■ **What you should do**
Return the entries verbatim and drop every picture.

(Dataset items)
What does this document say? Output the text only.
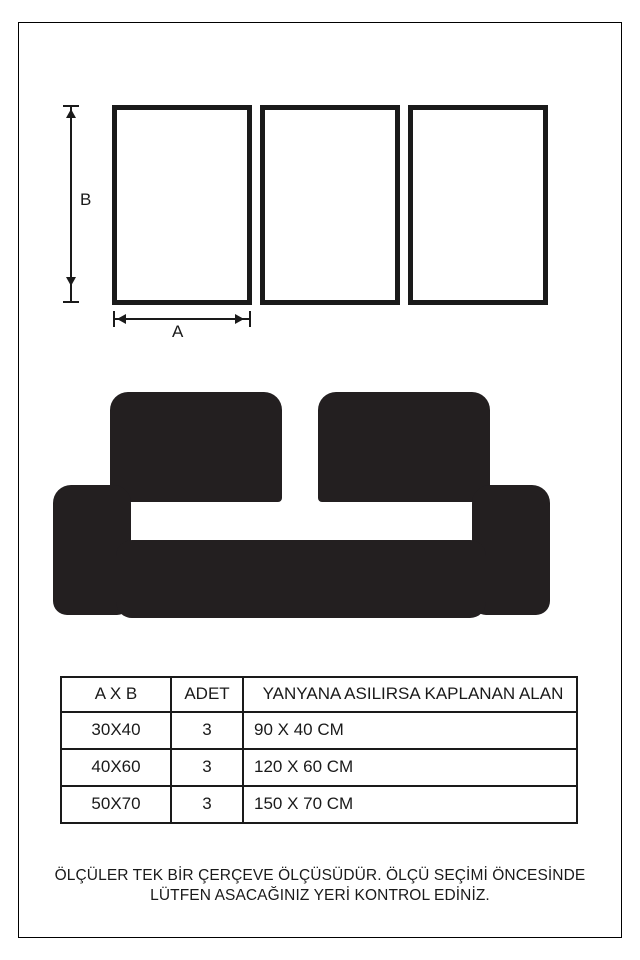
B
A
A X B	ADET	YANYANA ASILIRSA KAPLANAN ALAN
30X40	3	90 X 40 CM
40X60	3	120 X 60 CM
50X70	3	150 X 70 CM
ÖLÇÜLER TEK BİR ÇERÇEVE ÖLÇÜSÜDÜR. ÖLÇÜ SEÇİMİ ÖNCESİNDE
LÜTFEN ASACAĞINIZ YERİ KONTROL EDİNİZ.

■ **Answer to the task**
What does this document say? Output the text only.
B
A
A X B	ADET	YANYANA ASILIRSA KAPLANAN ALAN
30X40	3	90 X 40 CM
40X60	3	120 X 60 CM
50X70	3	150 X 70 CM
ÖLÇÜLER TEK BİR ÇERÇEVE ÖLÇÜSÜDÜR. ÖLÇÜ SEÇİMİ ÖNCESİNDE
LÜTFEN ASACAĞINIZ YERİ KONTROL EDİNİZ.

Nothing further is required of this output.